- Directive
Repeat, exactly and completely, the entries shown underneath.
Start of Material for the task
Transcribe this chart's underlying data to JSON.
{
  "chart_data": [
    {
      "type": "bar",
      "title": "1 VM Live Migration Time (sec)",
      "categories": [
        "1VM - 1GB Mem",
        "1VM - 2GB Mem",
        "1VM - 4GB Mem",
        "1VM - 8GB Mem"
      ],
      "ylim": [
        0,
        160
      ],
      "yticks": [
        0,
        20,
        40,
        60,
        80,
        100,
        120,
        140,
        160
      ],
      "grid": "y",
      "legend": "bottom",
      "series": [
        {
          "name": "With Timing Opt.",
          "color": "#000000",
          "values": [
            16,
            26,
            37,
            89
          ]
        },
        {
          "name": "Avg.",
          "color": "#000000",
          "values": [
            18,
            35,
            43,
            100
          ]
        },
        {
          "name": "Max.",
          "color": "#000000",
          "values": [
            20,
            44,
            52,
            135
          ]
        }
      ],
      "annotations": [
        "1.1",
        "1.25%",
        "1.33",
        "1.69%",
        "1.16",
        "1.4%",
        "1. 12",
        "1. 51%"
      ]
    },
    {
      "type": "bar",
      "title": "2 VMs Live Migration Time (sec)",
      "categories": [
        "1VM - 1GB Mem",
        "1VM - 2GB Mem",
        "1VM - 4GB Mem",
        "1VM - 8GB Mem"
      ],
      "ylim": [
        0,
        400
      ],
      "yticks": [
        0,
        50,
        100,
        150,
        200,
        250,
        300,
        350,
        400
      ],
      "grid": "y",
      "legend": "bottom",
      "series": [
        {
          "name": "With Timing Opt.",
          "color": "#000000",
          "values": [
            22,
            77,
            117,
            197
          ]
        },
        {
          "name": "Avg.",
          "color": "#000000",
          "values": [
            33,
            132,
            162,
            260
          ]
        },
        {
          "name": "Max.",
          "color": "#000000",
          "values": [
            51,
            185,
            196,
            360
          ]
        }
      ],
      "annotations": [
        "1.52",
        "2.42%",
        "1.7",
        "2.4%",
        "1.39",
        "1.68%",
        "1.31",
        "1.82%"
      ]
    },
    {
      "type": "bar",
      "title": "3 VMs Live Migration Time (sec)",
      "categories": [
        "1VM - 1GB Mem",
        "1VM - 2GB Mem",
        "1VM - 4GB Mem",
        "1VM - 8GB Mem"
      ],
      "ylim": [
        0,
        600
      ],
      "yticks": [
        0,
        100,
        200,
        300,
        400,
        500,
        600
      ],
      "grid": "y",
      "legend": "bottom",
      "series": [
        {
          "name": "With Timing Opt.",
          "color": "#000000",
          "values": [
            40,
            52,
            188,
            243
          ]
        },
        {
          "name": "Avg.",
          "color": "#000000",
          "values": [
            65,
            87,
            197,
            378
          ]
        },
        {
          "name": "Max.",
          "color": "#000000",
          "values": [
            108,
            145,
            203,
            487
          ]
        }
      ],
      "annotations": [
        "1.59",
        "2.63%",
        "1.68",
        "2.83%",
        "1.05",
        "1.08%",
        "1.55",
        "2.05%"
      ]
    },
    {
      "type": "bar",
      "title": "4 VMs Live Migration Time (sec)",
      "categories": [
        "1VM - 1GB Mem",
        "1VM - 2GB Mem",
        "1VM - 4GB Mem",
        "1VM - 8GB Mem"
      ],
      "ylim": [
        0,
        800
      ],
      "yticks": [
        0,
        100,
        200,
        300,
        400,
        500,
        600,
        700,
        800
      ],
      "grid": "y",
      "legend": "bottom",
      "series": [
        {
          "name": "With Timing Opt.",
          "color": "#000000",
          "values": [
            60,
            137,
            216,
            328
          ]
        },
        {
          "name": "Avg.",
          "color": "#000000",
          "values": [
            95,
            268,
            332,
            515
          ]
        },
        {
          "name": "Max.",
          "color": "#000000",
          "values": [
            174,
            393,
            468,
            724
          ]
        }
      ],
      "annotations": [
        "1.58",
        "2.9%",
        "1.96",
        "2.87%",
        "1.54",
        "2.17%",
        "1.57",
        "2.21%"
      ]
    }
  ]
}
End of Material for the task
- Solution for this task
Transcribe this chart's underlying data to JSON.
{
  "chart_data": [
    {
      "type": "bar",
      "title": "1 VM Live Migration Time (sec)",
      "categories": [
        "1VM - 1GB Mem",
        "1VM - 2GB Mem",
        "1VM - 4GB Mem",
        "1VM - 8GB Mem"
      ],
      "ylim": [
        0,
        160
      ],
      "yticks": [
        0,
        20,
        40,
        60,
        80,
        100,
        120,
        140,
        160
      ],
      "grid": "y",
      "legend": "bottom",
      "series": [
        {
          "name": "With Timing Opt.",
          "color": "#000000",
          "values": [
            16,
            26,
            37,
            89
          ]
        },
        {
          "name": "Avg.",
          "color": "#000000",
          "values": [
            18,
            35,
            43,
            100
          ]
        },
        {
          "name": "Max.",
          "color": "#000000",
          "values": [
            20,
            44,
            52,
            135
          ]
        }
      ],
      "annotations": [
        "1.1",
        "1.25%",
        "1.33",
        "1.69%",
        "1.16",
        "1.4%",
        "1. 12",
        "1. 51%"
      ]
    },
    {
      "type": "bar",
      "title": "2 VMs Live Migration Time (sec)",
      "categories": [
        "1VM - 1GB Mem",
        "1VM - 2GB Mem",
        "1VM - 4GB Mem",
        "1VM - 8GB Mem"
      ],
      "ylim": [
        0,
        400
      ],
      "yticks": [
        0,
        50,
        100,
        150,
        200,
        250,
        300,
        350,
        400
      ],
      "grid": "y",
      "legend": "bottom",
      "series": [
        {
          "name": "With Timing Opt.",
          "color": "#000000",
          "values": [
            22,
            77,
            117,
            197
          ]
        },
        {
          "name": "Avg.",
          "color": "#000000",
          "values": [
            33,
            132,
            162,
            260
          ]
        },
        {
          "name": "Max.",
          "color": "#000000",
          "values": [
            51,
            185,
            196,
            360
          ]
        }
      ],
      "annotations": [
        "1.52",
        "2.42%",
        "1.7",
        "2.4%",
        "1.39",
        "1.68%",
        "1.31",
        "1.82%"
      ]
    },
    {
      "type": "bar",
      "title": "3 VMs Live Migration Time (sec)",
      "categories": [
        "1VM - 1GB Mem",
        "1VM - 2GB Mem",
        "1VM - 4GB Mem",
        "1VM - 8GB Mem"
      ],
      "ylim": [
        0,
        600
      ],
      "yticks": [
        0,
        100,
        200,
        300,
        400,
        500,
        600
      ],
      "grid": "y",
      "legend": "bottom",
      "series": [
        {
          "name": "With Timing Opt.",
          "color": "#000000",
          "values": [
            40,
            52,
            188,
            243
          ]
        },
        {
          "name": "Avg.",
          "color": "#000000",
          "values": [
            65,
            87,
            197,
            378
          ]
        },
        {
          "name": "Max.",
          "color": "#000000",
          "values": [
            108,
            145,
            203,
            487
          ]
        }
      ],
      "annotations": [
        "1.59",
        "2.63%",
        "1.68",
        "2.83%",
        "1.05",
        "1.08%",
        "1.55",
        "2.05%"
      ]
    },
    {
      "type": "bar",
      "title": "4 VMs Live Migration Time (sec)",
      "categories": [
        "1VM - 1GB Mem",
        "1VM - 2GB Mem",
        "1VM - 4GB Mem",
        "1VM - 8GB Mem"
      ],
      "ylim": [
        0,
        800
      ],
      "yticks": [
        0,
        100,
        200,
        300,
        400,
        500,
        600,
        700,
        800
      ],
      "grid": "y",
      "legend": "bottom",
      "series": [
        {
          "name": "With Timing Opt.",
          "color": "#000000",
          "values": [
            60,
            137,
            216,
            328
          ]
        },
        {
          "name": "Avg.",
          "color": "#000000",
          "values": [
            95,
            268,
            332,
            515
          ]
        },
        {
          "name": "Max.",
          "color": "#000000",
          "values": [
            174,
            393,
            468,
            724
          ]
        }
      ],
      "annotations": [
        "1.58",
        "2.9%",
        "1.96",
        "2.87%",
        "1.54",
        "2.17%",
        "1.57",
        "2.21%"
      ]
    }
  ]
}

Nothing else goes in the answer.